## PROBLEM REQUIREMENTS:
Among the entries, which lines carry the string "title"? Copy each of them.

_____

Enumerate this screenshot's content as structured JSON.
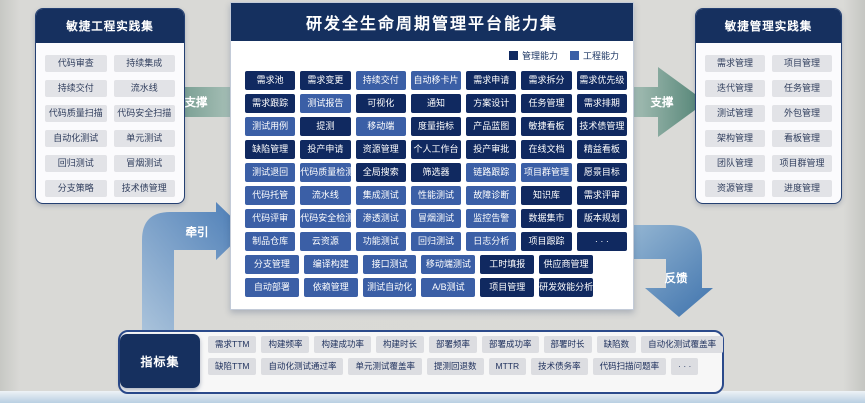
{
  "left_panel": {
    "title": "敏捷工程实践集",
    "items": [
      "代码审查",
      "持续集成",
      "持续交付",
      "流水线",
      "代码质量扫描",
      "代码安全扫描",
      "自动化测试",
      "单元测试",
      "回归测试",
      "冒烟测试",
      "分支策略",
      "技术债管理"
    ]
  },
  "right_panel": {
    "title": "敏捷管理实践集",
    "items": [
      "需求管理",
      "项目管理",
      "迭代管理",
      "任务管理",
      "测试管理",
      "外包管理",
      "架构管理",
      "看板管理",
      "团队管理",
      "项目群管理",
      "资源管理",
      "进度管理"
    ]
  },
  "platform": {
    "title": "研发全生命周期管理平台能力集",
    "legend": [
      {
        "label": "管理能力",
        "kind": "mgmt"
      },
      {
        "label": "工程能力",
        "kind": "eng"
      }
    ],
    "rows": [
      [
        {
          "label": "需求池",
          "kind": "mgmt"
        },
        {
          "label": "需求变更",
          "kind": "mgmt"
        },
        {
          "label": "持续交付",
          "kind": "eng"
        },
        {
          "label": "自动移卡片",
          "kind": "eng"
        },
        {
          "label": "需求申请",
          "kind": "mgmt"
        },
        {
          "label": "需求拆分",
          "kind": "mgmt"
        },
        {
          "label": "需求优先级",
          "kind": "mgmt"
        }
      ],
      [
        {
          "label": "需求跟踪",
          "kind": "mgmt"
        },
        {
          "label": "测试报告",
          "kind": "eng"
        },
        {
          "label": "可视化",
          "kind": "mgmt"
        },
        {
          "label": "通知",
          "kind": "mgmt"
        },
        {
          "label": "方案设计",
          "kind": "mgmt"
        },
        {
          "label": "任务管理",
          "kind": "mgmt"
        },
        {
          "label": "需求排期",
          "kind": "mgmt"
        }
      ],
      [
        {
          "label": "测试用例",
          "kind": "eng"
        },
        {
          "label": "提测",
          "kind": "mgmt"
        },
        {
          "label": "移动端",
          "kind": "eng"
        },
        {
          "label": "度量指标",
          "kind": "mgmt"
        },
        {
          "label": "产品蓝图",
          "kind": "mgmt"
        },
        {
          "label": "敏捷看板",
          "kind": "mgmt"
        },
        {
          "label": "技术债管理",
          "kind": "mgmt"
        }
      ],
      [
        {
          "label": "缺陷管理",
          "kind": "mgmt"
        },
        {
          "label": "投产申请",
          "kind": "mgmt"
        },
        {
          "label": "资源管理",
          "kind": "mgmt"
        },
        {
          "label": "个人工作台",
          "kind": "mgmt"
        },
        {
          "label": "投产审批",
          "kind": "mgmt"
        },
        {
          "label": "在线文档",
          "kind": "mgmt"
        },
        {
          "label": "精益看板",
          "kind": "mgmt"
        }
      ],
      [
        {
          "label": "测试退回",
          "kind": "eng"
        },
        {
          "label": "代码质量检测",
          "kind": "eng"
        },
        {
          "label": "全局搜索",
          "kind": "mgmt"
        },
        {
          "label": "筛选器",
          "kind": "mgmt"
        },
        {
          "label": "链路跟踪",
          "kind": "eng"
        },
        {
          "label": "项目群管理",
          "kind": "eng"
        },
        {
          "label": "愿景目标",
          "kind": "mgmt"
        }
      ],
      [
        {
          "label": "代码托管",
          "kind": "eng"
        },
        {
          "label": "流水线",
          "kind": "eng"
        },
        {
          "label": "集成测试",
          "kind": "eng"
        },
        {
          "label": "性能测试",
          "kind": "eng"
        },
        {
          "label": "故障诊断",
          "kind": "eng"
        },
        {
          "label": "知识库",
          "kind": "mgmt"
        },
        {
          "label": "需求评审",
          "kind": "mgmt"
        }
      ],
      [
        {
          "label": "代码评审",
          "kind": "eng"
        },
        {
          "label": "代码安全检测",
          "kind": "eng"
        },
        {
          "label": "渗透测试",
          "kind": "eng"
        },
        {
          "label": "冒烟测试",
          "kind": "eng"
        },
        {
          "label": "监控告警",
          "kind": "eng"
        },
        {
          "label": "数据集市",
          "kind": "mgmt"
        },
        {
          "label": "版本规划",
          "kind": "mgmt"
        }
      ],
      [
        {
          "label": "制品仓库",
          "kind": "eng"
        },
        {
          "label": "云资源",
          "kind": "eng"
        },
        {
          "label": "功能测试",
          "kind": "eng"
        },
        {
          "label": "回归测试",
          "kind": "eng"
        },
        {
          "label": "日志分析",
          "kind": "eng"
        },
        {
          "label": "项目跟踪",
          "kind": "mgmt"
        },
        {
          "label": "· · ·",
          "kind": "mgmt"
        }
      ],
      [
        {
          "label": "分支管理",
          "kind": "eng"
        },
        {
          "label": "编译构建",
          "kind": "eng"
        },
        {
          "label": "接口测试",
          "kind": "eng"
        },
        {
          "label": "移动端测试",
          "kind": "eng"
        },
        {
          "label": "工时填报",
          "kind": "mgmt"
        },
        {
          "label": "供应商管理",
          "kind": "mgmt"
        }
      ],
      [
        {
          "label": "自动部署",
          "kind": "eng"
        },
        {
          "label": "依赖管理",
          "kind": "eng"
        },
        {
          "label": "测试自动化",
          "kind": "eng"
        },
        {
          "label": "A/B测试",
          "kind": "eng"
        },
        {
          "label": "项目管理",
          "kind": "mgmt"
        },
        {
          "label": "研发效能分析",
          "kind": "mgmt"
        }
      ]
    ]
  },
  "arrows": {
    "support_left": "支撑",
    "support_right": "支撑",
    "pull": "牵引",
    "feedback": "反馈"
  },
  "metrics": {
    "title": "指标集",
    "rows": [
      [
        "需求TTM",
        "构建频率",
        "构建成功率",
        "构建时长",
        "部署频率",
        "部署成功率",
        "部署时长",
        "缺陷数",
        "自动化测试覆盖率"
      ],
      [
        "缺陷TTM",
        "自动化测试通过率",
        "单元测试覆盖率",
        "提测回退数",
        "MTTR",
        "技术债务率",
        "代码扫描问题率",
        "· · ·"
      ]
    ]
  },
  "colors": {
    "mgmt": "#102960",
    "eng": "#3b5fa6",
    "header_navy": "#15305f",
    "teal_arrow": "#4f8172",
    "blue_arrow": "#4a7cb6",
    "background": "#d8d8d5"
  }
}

_____

## TASK RESPONSE:
    "title": "敏捷工程实践集",
    "title": "敏捷管理实践集",
    "title": "研发全生命周期管理平台能力集",
    "title": "指标集",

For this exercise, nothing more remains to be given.